-- WHAT TO DO --
Without the pictures, set down the records below word for word.

(Records that describe figures)
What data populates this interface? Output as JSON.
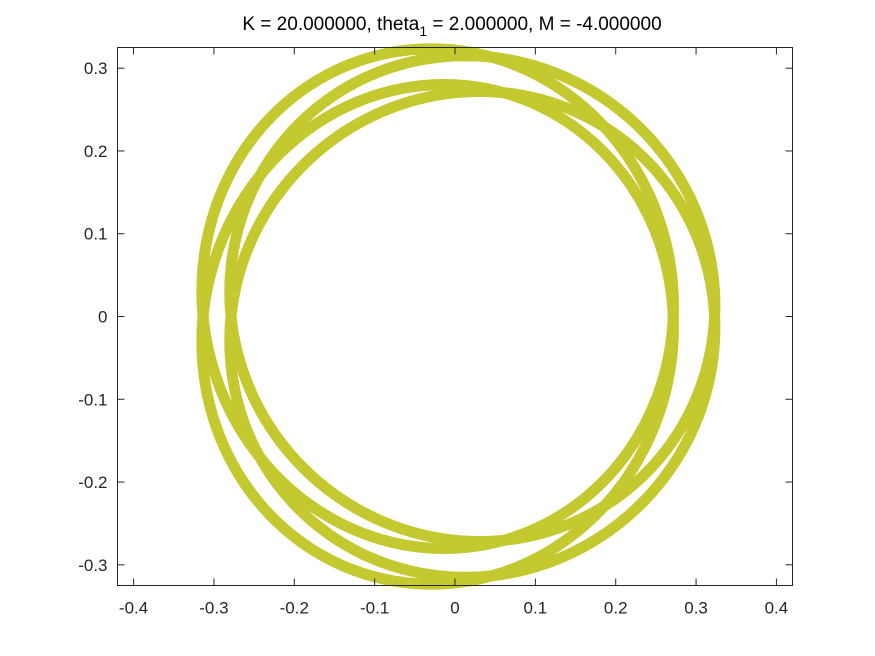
{
  "chart_data": {
    "type": "line",
    "title": {
      "prefix": "K = 20.000000, theta",
      "subscript": "1",
      "suffix": " = 2.000000,  M = -4.000000"
    },
    "xlabel": "",
    "ylabel": "",
    "xlim": [
      -0.42,
      0.42
    ],
    "ylim": [
      -0.325,
      0.325
    ],
    "xticks": [
      -0.4,
      -0.3,
      -0.2,
      -0.1,
      0,
      0.1,
      0.2,
      0.3,
      0.4
    ],
    "xtick_labels": [
      "-0.4",
      "-0.3",
      "-0.2",
      "-0.1",
      "0",
      "0.1",
      "0.2",
      "0.3",
      "0.4"
    ],
    "yticks": [
      -0.3,
      -0.2,
      -0.1,
      0,
      0.1,
      0.2,
      0.3
    ],
    "ytick_labels": [
      "-0.3",
      "-0.2",
      "-0.1",
      "0",
      "0.1",
      "0.2",
      "0.3"
    ],
    "grid": false,
    "legend": "none",
    "line_color": "#c3c92e",
    "series": [
      {
        "parametric": "rotating ellipse loops",
        "center": [
          0,
          0
        ],
        "radius_min": 0.265,
        "radius_max": 0.32,
        "loops": 4
      }
    ]
  }
}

-- COMPLETE OUTPUT --
What data populates this interface? Output as JSON.
{
  "chart_data": {
    "type": "line",
    "title": {
      "prefix": "K = 20.000000, theta",
      "subscript": "1",
      "suffix": " = 2.000000,  M = -4.000000"
    },
    "xlabel": "",
    "ylabel": "",
    "xlim": [
      -0.42,
      0.42
    ],
    "ylim": [
      -0.325,
      0.325
    ],
    "xticks": [
      -0.4,
      -0.3,
      -0.2,
      -0.1,
      0,
      0.1,
      0.2,
      0.3,
      0.4
    ],
    "xtick_labels": [
      "-0.4",
      "-0.3",
      "-0.2",
      "-0.1",
      "0",
      "0.1",
      "0.2",
      "0.3",
      "0.4"
    ],
    "yticks": [
      -0.3,
      -0.2,
      -0.1,
      0,
      0.1,
      0.2,
      0.3
    ],
    "ytick_labels": [
      "-0.3",
      "-0.2",
      "-0.1",
      "0",
      "0.1",
      "0.2",
      "0.3"
    ],
    "grid": false,
    "legend": "none",
    "line_color": "#c3c92e",
    "series": [
      {
        "parametric": "rotating ellipse loops",
        "center": [
          0,
          0
        ],
        "radius_min": 0.265,
        "radius_max": 0.32,
        "loops": 4
      }
    ]
  }
}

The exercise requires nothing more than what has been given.